§ **Given problem**: Will you transcribe all the entries word for word, skipping the pictures they hold?

══ Provided data ══

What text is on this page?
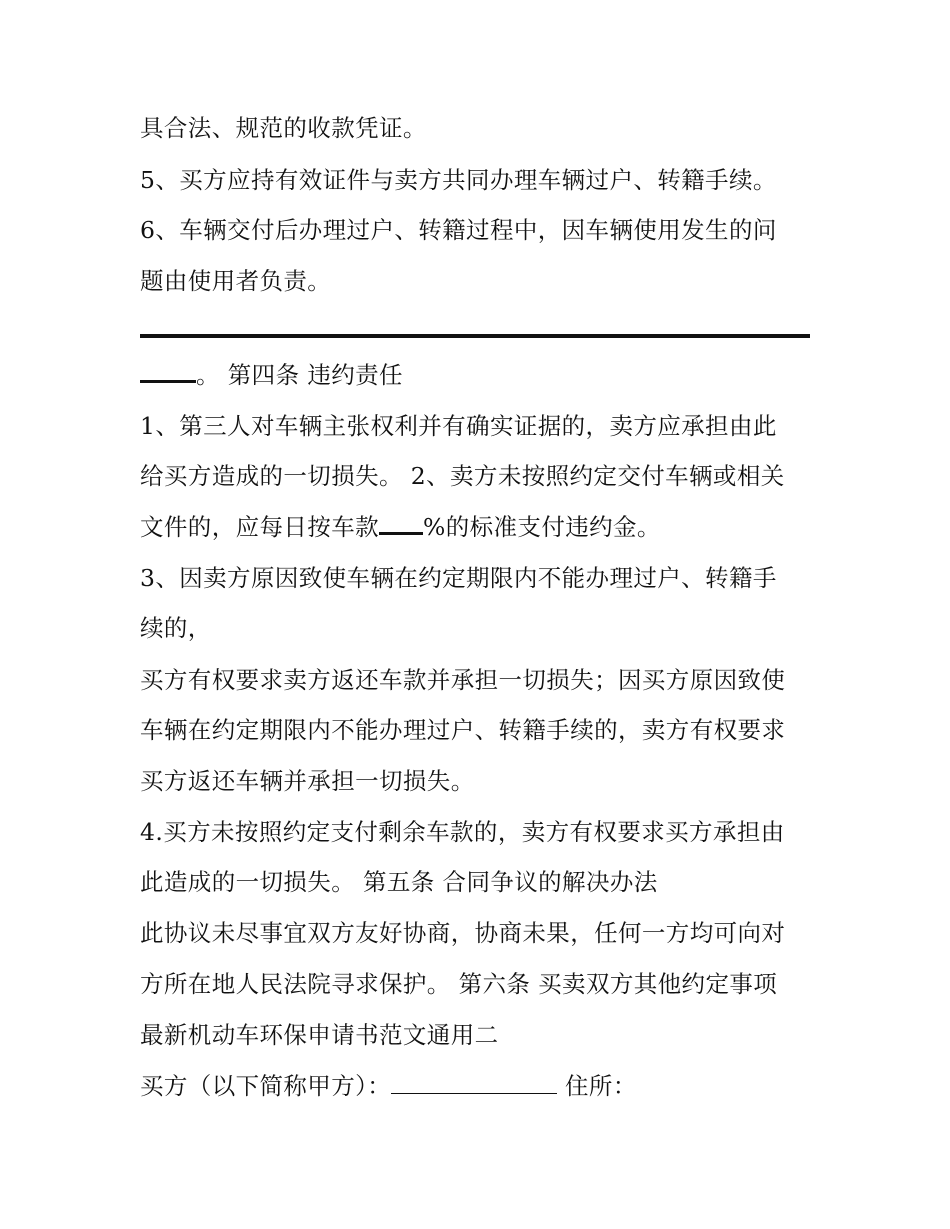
具合法、规范的收款凭证。
5、买方应持有效证件与卖方共同办理车辆过户、转籍手续。
6、车辆交付后办理过户、转籍过程中，因车辆使用发生的问
题由使用者负责。
。 第四条 违约责任
1、第三人对车辆主张权利并有确实证据的，卖方应承担由此
给买方造成的一切损失。 2、卖方未按照约定交付车辆或相关
文件的，应每日按车款 %的标准支付违约金。
3、因卖方原因致使车辆在约定期限内不能办理过户、转籍手
续的，
买方有权要求卖方返还车款并承担一切损失；因买方原因致使
车辆在约定期限内不能办理过户、转籍手续的，卖方有权要求
买方返还车辆并承担一切损失。
4.买方未按照约定支付剩余车款的，卖方有权要求买方承担由
此造成的一切损失。 第五条 合同争议的解决办法
此协议未尽事宜双方友好协商，协商未果，任何一方均可向对
方所在地人民法院寻求保护。 第六条 买卖双方其他约定事项
最新机动车环保申请书范文通用二
买方（以下简称甲方）：	住所：
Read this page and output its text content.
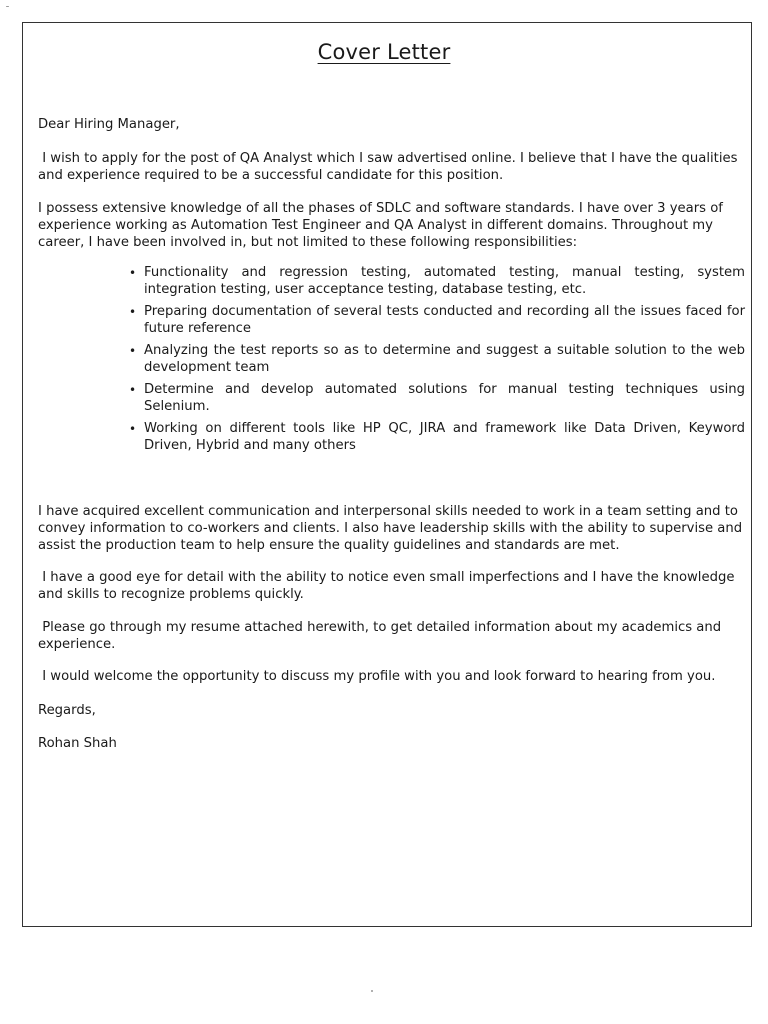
Cover Letter
Dear Hiring Manager,

I wish to apply for the post of QA Analyst which I saw advertised online. I believe that I have the qualities and experience required to be a successful candidate for this position.

I possess extensive knowledge of all the phases of SDLC and software standards. I have over 3 years of experience working as Automation Test Engineer and QA Analyst in different domains. Throughout my career, I have been involved in, but not limited to these following responsibilities:

• Functionality and regression testing, automated testing, manual testing, system integration testing, user acceptance testing, database testing, etc.
• Preparing documentation of several tests conducted and recording all the issues faced for future reference
• Analyzing the test reports so as to determine and suggest a suitable solution to the web development team
• Determine and develop automated solutions for manual testing techniques using Selenium.
• Working on different tools like HP QC, JIRA and framework like Data Driven, Keyword Driven, Hybrid and many others

I have acquired excellent communication and interpersonal skills needed to work in a team setting and to convey information to co-workers and clients. I also have leadership skills with the ability to supervise and assist the production team to help ensure the quality guidelines and standards are met.

I have a good eye for detail with the ability to notice even small imperfections and I have the knowledge and skills to recognize problems quickly.

Please go through my resume attached herewith, to get detailed information about my academics and experience.

I would welcome the opportunity to discuss my profile with you and look forward to hearing from you.

Regards,
Rohan Shah
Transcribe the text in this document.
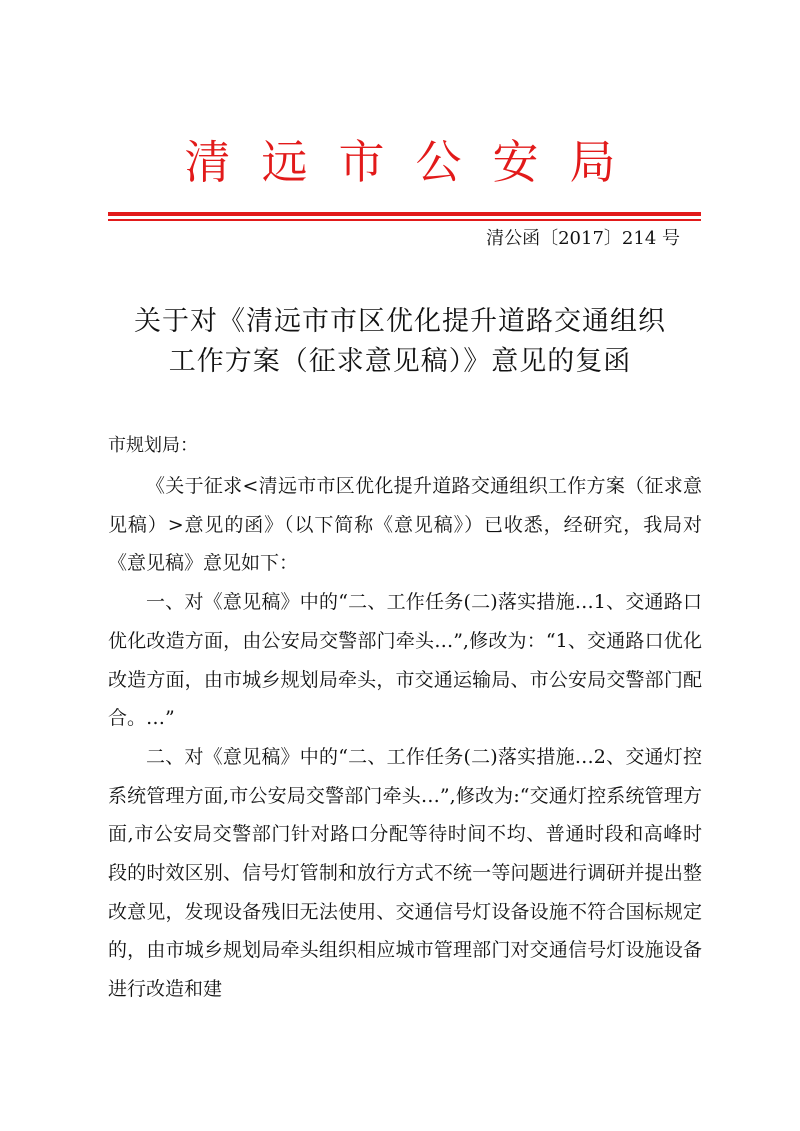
清远市公安局
清公函〔2017〕214 号
关于对《清远市市区优化提升道路交通组织
工作方案（征求意见稿）》意见的复函
市规划局：

《关于征求<清远市市区优化提升道路交通组织工作方案（征求意见稿）>意见的函》（以下简称《意见稿》）已收悉，经研究，我局对《意见稿》意见如下：

一、对《意见稿》中的“二、工作任务(二)落实措施…1、交通路口优化改造方面，由公安局交警部门牵头…”,修改为：“1、交通路口优化改造方面，由市城乡规划局牵头，市交通运输局、市公安局交警部门配合。…”

二、对《意见稿》中的“二、工作任务(二)落实措施…2、交通灯控系统管理方面,市公安局交警部门牵头…”,修改为:“交通灯控系统管理方面,市公安局交警部门针对路口分配等待时间不均、普通时段和高峰时段的时效区别、信号灯管制和放行方式不统一等问题进行调研并提出整改意见，发现设备残旧无法使用、交通信号灯设备设施不符合国标规定的，由市城乡规划局牵头组织相应城市管理部门对交通信号灯设施设备进行改造和建
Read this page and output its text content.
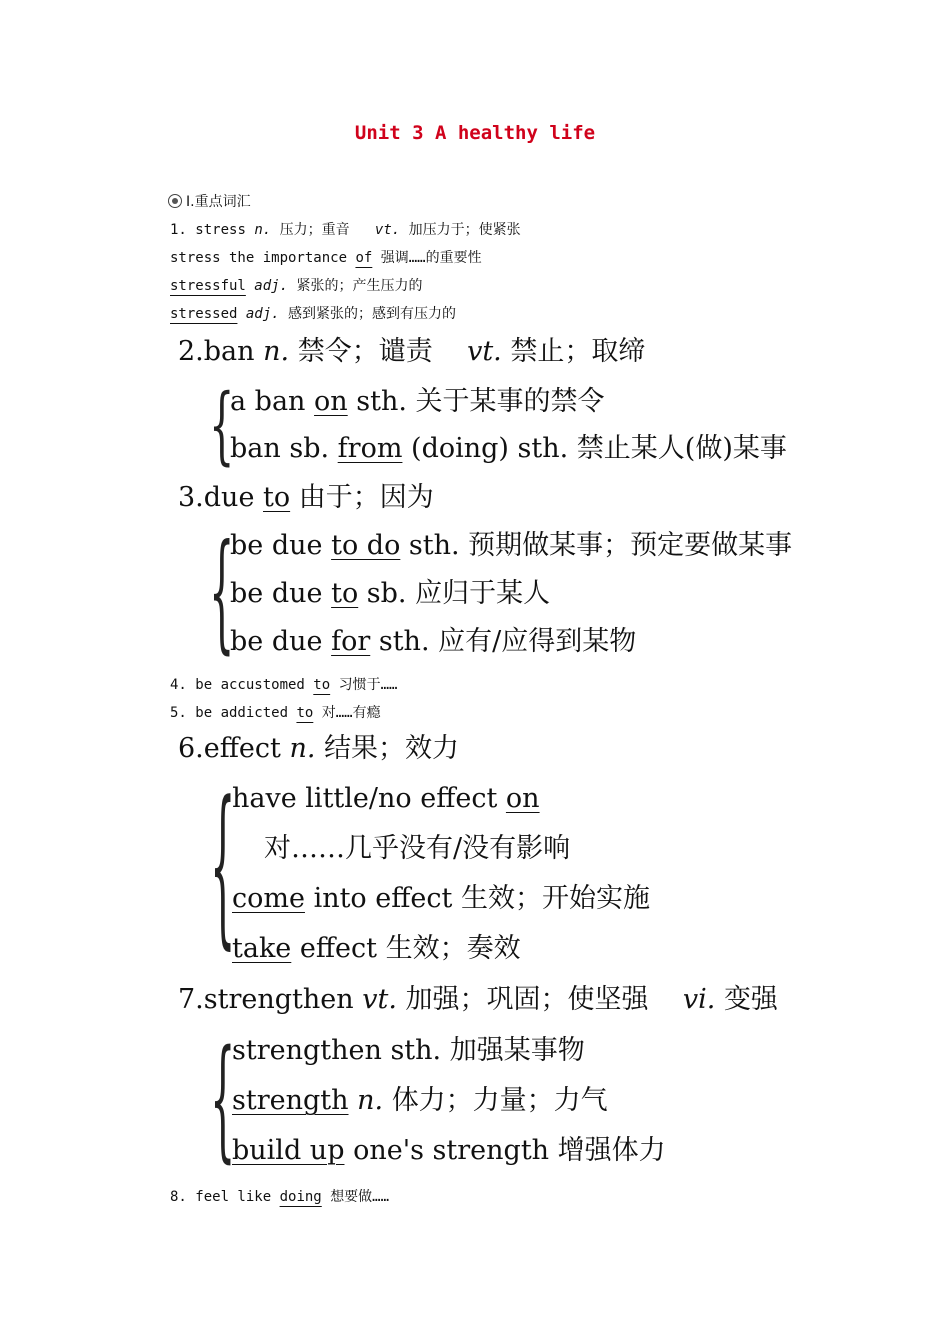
Unit 3 A healthy life
Ⅰ.重点词汇
1. stress n. 压力；重音 vt. 加压力于；使紧张
stress the importance of 强调……的重要性
stressful adj. 紧张的；产生压力的
stressed adj. 感到紧张的；感到有压力的
2.ban n. 禁令；谴责 vt. 禁止；取缔
{
a ban on sth. 关于某事的禁令
ban sb. from (doing) sth. 禁止某人(做)某事
3.due to 由于；因为
{
be due to do sth. 预期做某事；预定要做某事
be due to sb. 应归于某人
be due for sth. 应有/应得到某物
4. be accustomed to 习惯于……
5. be addicted to 对……有瘾
6.effect n. 结果；效力
{
have little/no effect on
对……几乎没有/没有影响
come into effect 生效；开始实施
take effect 生效；奏效
7.strengthen vt. 加强；巩固；使坚强 vi. 变强
{
strengthen sth. 加强某事物
strength n. 体力；力量；力气
build up one's strength 增强体力
8. feel like doing 想要做……
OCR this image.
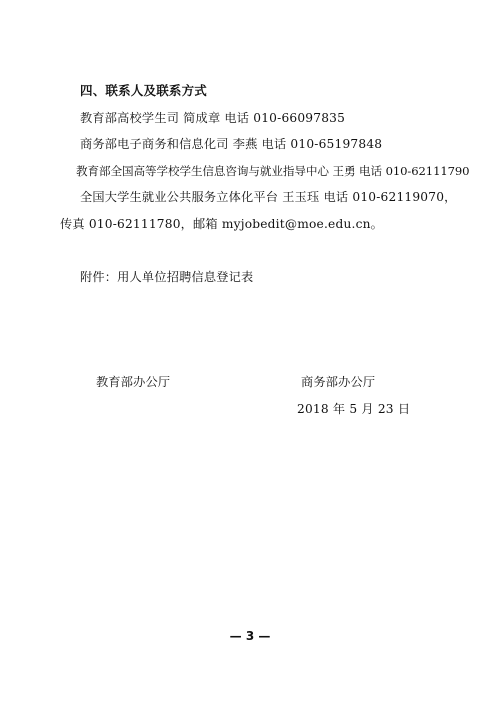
四、联系人及联系方式
教育部高校学生司 简成章 电话 010-66097835
商务部电子商务和信息化司 李燕 电话 010-65197848
教育部全国高等学校学生信息咨询与就业指导中心 王勇 电话 010-62111790
全国大学生就业公共服务立体化平台 王玉珏 电话 010-62119070，
传真 010-62111780，邮箱 myjobedit@moe.edu.cn。
附件：用人单位招聘信息登记表
教育部办公厅	商务部办公厅
2018 年 5 月 23 日
— 3 —
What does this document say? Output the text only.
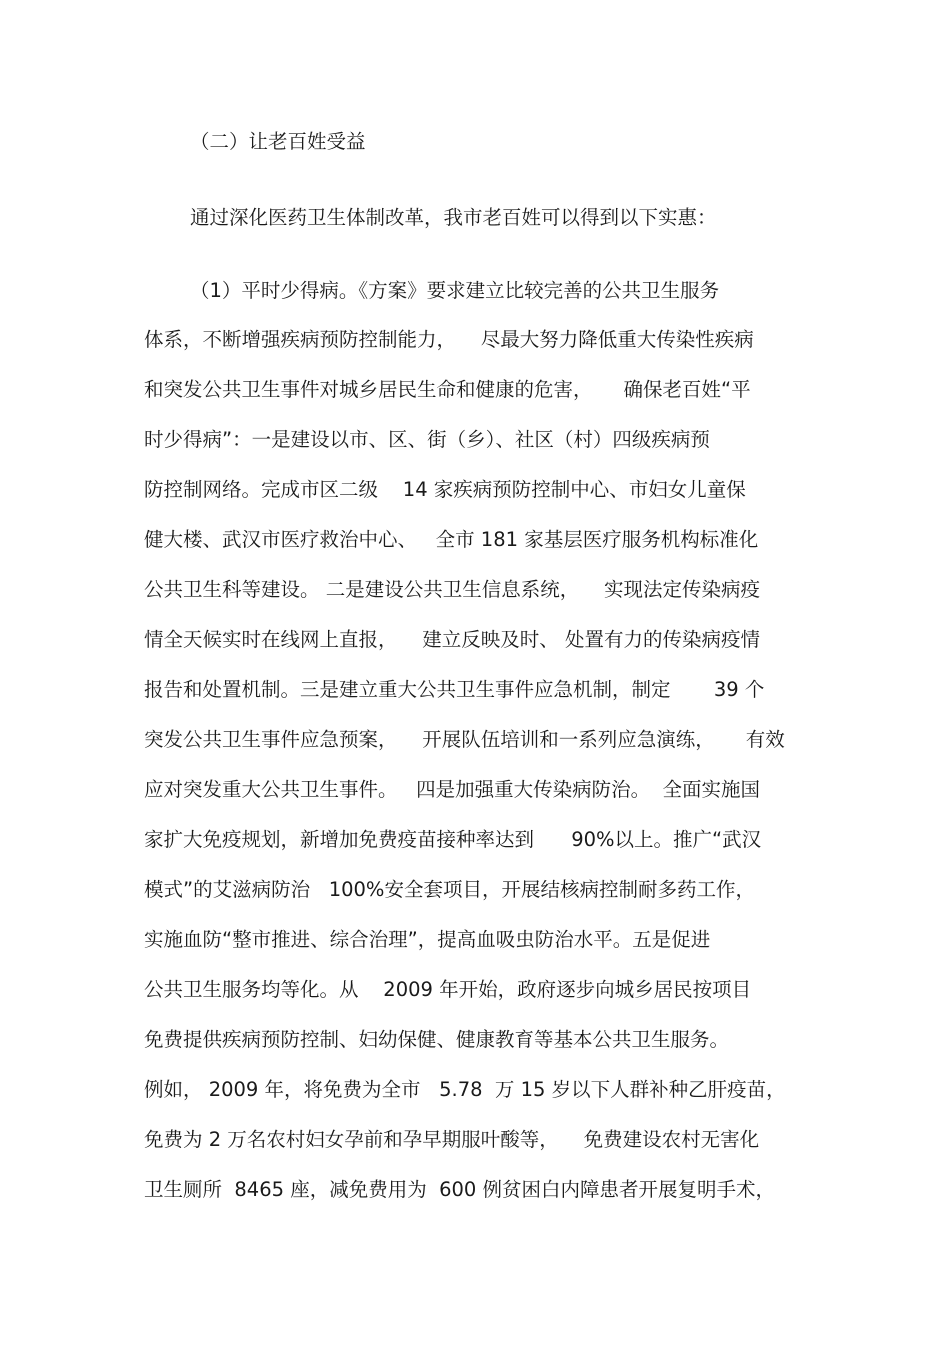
（二）让老百姓受益
通过深化医药卫生体制改革，我市老百姓可以得到以下实惠：
（1）平时少得病。《方案》要求建立比较完善的公共卫生服务
体系，不断增强疾病预防控制能力，    尽最大努力降低重大传染性疾病
和突发公共卫生事件对城乡居民生命和健康的危害，     确保老百姓“平
时少得病”：一是建设以市、区、街（乡）、社区（村）四级疾病预
防控制网络。完成市区二级    14 家疾病预防控制中心、市妇女儿童保
健大楼、武汉市医疗救治中心、   全市 181 家基层医疗服务机构标准化
公共卫生科等建设。 二是建设公共卫生信息系统，    实现法定传染病疫
情全天候实时在线网上直报，    建立反映及时、 处置有力的传染病疫情
报告和处置机制。三是建立重大公共卫生事件应急机制，制定       39 个
突发公共卫生事件应急预案，    开展队伍培训和一系列应急演练，     有效
应对突发重大公共卫生事件。   四是加强重大传染病防治。  全面实施国
家扩大免疫规划，新增加免费疫苗接种率达到      90%以上。推广“武汉
模式”的艾滋病防治   100%安全套项目，开展结核病控制耐多药工作，
实施血防“整市推进、综合治理”，提高血吸虫防治水平。五是促进
公共卫生服务均等化。从    2009 年开始，政府逐步向城乡居民按项目
免费提供疾病预防控制、妇幼保健、健康教育等基本公共卫生服务。
例如， 2009 年，将免费为全市   5.78  万 15 岁以下人群补种乙肝疫苗，
免费为 2 万名农村妇女孕前和孕早期服叶酸等，    免费建设农村无害化
卫生厕所  8465 座，减免费用为  600 例贫困白内障患者开展复明手术，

═══

§ **Task answer**:
What text is on this page?
具合法、规范的收款凭证。
5、买方应持有效证件与卖方共同办理车辆过户、转籍手续。
6、车辆交付后办理过户、转籍过程中，因车辆使用发生的问
题由使用者负责。
。 第四条 违约责任
1、第三人对车辆主张权利并有确实证据的，卖方应承担由此
给买方造成的一切损失。 2、卖方未按照约定交付车辆或相关
文件的，应每日按车款 %的标准支付违约金。
3、因卖方原因致使车辆在约定期限内不能办理过户、转籍手
续的，
买方有权要求卖方返还车款并承担一切损失；因买方原因致使
车辆在约定期限内不能办理过户、转籍手续的，卖方有权要求
买方返还车辆并承担一切损失。
4.买方未按照约定支付剩余车款的，卖方有权要求买方承担由
此造成的一切损失。 第五条 合同争议的解决办法
此协议未尽事宜双方友好协商，协商未果，任何一方均可向对
方所在地人民法院寻求保护。 第六条 买卖双方其他约定事项
最新机动车环保申请书范文通用二
买方（以下简称甲方）：	住所：
Read this page and output its text content.
Cover Letter
Dear Hiring Manager,

I wish to apply for the post of QA Analyst which I saw advertised online. I believe that I have the qualities and experience required to be a successful candidate for this position.

I possess extensive knowledge of all the phases of SDLC and software standards. I have over 3 years of experience working as Automation Test Engineer and QA Analyst in different domains. Throughout my career, I have been involved in, but not limited to these following responsibilities:

• Functionality and regression testing, automated testing, manual testing, system integration testing, user acceptance testing, database testing, etc.
• Preparing documentation of several tests conducted and recording all the issues faced for future reference
• Analyzing the test reports so as to determine and suggest a suitable solution to the web development team
• Determine and develop automated solutions for manual testing techniques using Selenium.
• Working on different tools like HP QC, JIRA and framework like Data Driven, Keyword Driven, Hybrid and many others

I have acquired excellent communication and interpersonal skills needed to work in a team setting and to convey information to co-workers and clients. I also have leadership skills with the ability to supervise and assist the production team to help ensure the quality guidelines and standards are met.

I have a good eye for detail with the ability to notice even small imperfections and I have the knowledge and skills to recognize problems quickly.

Please go through my resume attached herewith, to get detailed information about my academics and experience.

I would welcome the opportunity to discuss my profile with you and look forward to hearing from you.

Regards,
Rohan Shah
Transcribe the text in this document.
清远市公安局
清公函〔2017〕214 号
关于对《清远市市区优化提升道路交通组织
工作方案（征求意见稿）》意见的复函
市规划局：

《关于征求<清远市市区优化提升道路交通组织工作方案（征求意见稿）>意见的函》（以下简称《意见稿》）已收悉，经研究，我局对《意见稿》意见如下：

一、对《意见稿》中的“二、工作任务(二)落实措施…1、交通路口优化改造方面，由公安局交警部门牵头…”,修改为：“1、交通路口优化改造方面，由市城乡规划局牵头，市交通运输局、市公安局交警部门配合。…”

二、对《意见稿》中的“二、工作任务(二)落实措施…2、交通灯控系统管理方面,市公安局交警部门牵头…”,修改为:“交通灯控系统管理方面,市公安局交警部门针对路口分配等待时间不均、普通时段和高峰时段的时效区别、信号灯管制和放行方式不统一等问题进行调研并提出整改意见，发现设备残旧无法使用、交通信号灯设备设施不符合国标规定的，由市城乡规划局牵头组织相应城市管理部门对交通信号灯设施设备进行改造和建
Read this page and output its text content.
Unit 3 A healthy life
Ⅰ.重点词汇
1. stress n. 压力；重音 vt. 加压力于；使紧张
stress the importance of 强调……的重要性
stressful adj. 紧张的；产生压力的
stressed adj. 感到紧张的；感到有压力的
2.ban n. 禁令；谴责 vt. 禁止；取缔
{
a ban on sth. 关于某事的禁令
ban sb. from (doing) sth. 禁止某人(做)某事
3.due to 由于；因为
{
be due to do sth. 预期做某事；预定要做某事
be due to sb. 应归于某人
be due for sth. 应有/应得到某物
4. be accustomed to 习惯于……
5. be addicted to 对……有瘾
6.effect n. 结果；效力
{
have little/no effect on
对……几乎没有/没有影响
come into effect 生效；开始实施
take effect 生效；奏效
7.strengthen vt. 加强；巩固；使坚强 vi. 变强
{
strengthen sth. 加强某事物
strength n. 体力；力量；力气
build up one's strength 增强体力
8. feel like doing 想要做……
OCR this image.
四、联系人及联系方式
教育部高校学生司 简成章 电话 010-66097835
商务部电子商务和信息化司 李燕 电话 010-65197848
教育部全国高等学校学生信息咨询与就业指导中心 王勇 电话 010-62111790
全国大学生就业公共服务立体化平台 王玉珏 电话 010-62119070，
传真 010-62111780，邮箱 myjobedit@moe.edu.cn。
附件：用人单位招聘信息登记表
教育部办公厅	商务部办公厅
2018 年 5 月 23 日
— 3 —
What does this document say? Output the text only.
（二）让老百姓受益
通过深化医药卫生体制改革，我市老百姓可以得到以下实惠：
（1）平时少得病。《方案》要求建立比较完善的公共卫生服务
体系，不断增强疾病预防控制能力，    尽最大努力降低重大传染性疾病
和突发公共卫生事件对城乡居民生命和健康的危害，     确保老百姓“平
时少得病”：一是建设以市、区、街（乡）、社区（村）四级疾病预
防控制网络。完成市区二级    14 家疾病预防控制中心、市妇女儿童保
健大楼、武汉市医疗救治中心、   全市 181 家基层医疗服务机构标准化
公共卫生科等建设。 二是建设公共卫生信息系统，    实现法定传染病疫
情全天候实时在线网上直报，    建立反映及时、 处置有力的传染病疫情
报告和处置机制。三是建立重大公共卫生事件应急机制，制定       39 个
突发公共卫生事件应急预案，    开展队伍培训和一系列应急演练，     有效
应对突发重大公共卫生事件。   四是加强重大传染病防治。  全面实施国
家扩大免疫规划，新增加免费疫苗接种率达到      90%以上。推广“武汉
模式”的艾滋病防治   100%安全套项目，开展结核病控制耐多药工作，
实施血防“整市推进、综合治理”，提高血吸虫防治水平。五是促进
公共卫生服务均等化。从    2009 年开始，政府逐步向城乡居民按项目
免费提供疾病预防控制、妇幼保健、健康教育等基本公共卫生服务。
例如， 2009 年，将免费为全市   5.78  万 15 岁以下人群补种乙肝疫苗，
免费为 2 万名农村妇女孕前和孕早期服叶酸等，    免费建设农村无害化
卫生厕所  8465 座，减免费用为  600 例贫困白内障患者开展复明手术，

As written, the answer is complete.